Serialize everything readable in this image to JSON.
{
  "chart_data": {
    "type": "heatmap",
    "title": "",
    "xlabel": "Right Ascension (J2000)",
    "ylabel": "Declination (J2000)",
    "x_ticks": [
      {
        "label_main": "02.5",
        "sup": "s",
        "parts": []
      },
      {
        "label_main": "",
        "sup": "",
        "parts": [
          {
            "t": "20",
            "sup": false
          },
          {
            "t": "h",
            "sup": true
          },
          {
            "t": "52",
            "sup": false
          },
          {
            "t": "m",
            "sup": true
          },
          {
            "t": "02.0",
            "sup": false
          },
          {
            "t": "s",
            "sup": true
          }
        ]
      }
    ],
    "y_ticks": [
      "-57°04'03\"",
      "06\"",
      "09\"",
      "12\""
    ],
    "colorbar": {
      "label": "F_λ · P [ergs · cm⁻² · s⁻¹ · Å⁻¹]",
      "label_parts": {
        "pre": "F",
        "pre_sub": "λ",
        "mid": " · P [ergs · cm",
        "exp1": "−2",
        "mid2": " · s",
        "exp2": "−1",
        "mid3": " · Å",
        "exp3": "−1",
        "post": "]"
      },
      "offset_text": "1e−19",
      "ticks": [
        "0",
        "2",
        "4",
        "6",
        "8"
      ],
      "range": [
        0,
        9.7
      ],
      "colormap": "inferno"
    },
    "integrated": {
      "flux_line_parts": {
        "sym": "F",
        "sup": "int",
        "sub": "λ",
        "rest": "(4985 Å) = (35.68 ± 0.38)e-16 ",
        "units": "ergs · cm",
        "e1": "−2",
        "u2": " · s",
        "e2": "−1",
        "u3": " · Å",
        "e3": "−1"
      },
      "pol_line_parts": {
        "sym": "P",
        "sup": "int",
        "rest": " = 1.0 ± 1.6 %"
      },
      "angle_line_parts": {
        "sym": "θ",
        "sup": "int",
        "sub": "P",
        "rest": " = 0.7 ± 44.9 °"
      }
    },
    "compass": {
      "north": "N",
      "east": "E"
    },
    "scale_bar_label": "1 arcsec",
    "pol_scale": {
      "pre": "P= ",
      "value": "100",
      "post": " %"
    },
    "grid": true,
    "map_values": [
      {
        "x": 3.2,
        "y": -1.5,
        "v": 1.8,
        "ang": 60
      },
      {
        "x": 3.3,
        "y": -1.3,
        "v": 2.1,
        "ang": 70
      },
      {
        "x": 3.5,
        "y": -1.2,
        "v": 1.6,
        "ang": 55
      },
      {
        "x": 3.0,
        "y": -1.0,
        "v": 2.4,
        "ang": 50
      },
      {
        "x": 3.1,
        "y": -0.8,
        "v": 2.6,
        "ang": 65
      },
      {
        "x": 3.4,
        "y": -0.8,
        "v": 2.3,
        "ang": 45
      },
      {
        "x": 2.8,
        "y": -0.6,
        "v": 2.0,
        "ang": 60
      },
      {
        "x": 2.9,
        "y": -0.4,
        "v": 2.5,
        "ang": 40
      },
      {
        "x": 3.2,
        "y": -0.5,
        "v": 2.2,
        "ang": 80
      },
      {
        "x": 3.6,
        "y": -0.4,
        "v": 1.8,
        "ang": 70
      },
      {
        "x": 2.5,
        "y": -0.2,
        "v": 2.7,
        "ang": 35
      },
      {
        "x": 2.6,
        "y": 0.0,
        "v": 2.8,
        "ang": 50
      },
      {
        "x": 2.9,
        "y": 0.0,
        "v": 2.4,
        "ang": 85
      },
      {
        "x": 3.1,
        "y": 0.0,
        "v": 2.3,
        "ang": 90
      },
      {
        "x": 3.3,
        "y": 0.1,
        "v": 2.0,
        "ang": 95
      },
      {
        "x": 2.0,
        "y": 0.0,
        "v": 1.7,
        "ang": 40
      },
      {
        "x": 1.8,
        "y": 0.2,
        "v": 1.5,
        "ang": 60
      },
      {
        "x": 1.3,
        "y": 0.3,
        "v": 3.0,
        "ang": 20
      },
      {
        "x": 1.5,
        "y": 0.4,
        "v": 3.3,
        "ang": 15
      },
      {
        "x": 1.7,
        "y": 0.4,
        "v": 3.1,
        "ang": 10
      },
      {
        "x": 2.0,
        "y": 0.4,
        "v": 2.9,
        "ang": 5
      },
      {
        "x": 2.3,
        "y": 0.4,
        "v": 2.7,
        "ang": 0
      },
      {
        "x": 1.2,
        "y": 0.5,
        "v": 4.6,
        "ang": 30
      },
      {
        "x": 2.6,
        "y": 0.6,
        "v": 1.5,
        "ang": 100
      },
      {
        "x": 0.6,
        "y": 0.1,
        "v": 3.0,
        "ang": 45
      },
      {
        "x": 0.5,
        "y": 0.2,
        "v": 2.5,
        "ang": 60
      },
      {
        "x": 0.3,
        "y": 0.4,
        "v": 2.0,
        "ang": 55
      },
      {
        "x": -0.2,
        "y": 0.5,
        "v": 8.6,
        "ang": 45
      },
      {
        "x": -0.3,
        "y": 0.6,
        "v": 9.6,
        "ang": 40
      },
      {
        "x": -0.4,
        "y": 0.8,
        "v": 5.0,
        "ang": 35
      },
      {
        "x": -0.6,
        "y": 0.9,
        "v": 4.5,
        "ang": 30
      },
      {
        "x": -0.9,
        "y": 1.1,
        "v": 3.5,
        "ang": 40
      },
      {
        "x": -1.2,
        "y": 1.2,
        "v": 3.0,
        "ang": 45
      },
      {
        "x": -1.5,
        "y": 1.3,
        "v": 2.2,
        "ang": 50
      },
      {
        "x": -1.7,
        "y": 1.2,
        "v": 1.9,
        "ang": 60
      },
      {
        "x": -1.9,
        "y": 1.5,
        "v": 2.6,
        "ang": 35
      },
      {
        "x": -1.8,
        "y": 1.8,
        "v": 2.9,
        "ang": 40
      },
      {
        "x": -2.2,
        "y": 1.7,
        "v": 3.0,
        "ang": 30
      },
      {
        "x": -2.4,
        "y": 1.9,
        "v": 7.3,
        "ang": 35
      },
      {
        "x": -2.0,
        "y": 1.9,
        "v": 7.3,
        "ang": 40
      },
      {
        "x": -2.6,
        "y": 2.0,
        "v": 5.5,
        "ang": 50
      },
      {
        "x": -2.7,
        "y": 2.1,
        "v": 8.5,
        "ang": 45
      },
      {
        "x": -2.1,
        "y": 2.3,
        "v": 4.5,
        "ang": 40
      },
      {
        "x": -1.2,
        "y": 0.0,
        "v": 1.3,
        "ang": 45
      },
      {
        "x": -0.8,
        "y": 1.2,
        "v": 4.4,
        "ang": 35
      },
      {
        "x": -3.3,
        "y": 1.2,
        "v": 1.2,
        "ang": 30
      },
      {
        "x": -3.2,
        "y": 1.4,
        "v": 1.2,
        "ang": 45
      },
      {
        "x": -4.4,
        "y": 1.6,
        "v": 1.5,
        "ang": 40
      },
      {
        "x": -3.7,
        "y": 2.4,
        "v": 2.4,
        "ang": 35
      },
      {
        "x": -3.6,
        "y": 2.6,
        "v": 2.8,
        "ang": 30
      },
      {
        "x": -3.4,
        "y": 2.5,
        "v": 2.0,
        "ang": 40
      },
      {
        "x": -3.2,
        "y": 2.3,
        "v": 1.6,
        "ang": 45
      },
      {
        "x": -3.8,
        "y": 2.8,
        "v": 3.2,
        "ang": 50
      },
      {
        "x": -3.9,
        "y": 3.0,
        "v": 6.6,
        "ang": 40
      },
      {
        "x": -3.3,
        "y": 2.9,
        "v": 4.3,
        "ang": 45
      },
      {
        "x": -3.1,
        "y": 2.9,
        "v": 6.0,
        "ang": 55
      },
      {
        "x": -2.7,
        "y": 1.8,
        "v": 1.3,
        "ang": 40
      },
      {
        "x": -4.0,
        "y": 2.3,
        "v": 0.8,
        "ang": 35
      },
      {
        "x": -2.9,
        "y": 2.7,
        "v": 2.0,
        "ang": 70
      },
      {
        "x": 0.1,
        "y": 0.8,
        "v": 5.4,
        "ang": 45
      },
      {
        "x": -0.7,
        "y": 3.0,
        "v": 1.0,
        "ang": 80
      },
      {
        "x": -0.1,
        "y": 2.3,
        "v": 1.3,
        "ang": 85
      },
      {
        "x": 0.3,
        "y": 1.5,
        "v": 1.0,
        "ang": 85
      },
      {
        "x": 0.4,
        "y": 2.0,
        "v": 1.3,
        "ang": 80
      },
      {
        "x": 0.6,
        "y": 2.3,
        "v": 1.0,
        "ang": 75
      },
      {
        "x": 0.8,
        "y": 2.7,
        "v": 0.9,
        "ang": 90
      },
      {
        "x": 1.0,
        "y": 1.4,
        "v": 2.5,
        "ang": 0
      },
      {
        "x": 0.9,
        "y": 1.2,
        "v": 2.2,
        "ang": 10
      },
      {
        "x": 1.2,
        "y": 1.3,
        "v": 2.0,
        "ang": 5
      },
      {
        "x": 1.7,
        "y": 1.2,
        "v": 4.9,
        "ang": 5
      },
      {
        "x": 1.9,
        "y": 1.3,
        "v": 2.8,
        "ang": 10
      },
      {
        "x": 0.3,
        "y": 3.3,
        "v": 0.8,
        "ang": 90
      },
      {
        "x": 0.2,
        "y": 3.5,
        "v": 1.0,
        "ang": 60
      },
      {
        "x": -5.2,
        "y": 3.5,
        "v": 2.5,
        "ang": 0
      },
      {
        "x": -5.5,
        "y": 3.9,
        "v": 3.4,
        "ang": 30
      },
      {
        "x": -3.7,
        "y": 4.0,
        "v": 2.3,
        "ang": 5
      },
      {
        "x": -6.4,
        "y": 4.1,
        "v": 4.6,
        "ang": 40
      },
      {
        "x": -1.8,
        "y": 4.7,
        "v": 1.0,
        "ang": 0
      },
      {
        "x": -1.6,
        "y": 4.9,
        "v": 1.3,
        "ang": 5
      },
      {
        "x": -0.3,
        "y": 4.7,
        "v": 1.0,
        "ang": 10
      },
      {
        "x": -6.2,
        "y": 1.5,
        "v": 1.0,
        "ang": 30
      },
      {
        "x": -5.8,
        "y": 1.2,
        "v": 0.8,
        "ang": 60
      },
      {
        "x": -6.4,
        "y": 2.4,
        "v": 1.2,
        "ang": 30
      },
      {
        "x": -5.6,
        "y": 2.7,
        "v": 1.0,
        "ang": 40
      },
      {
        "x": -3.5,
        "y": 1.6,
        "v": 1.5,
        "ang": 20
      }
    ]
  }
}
.....
## Written problem
Using the records above, gather all lines where the string "ergs" is present.

## Response to the task
      "label": "F_λ · P [ergs · cm⁻² · s⁻¹ · Å⁻¹]",
        "mid": " · P [ergs · cm",
        "units": "ergs · cm",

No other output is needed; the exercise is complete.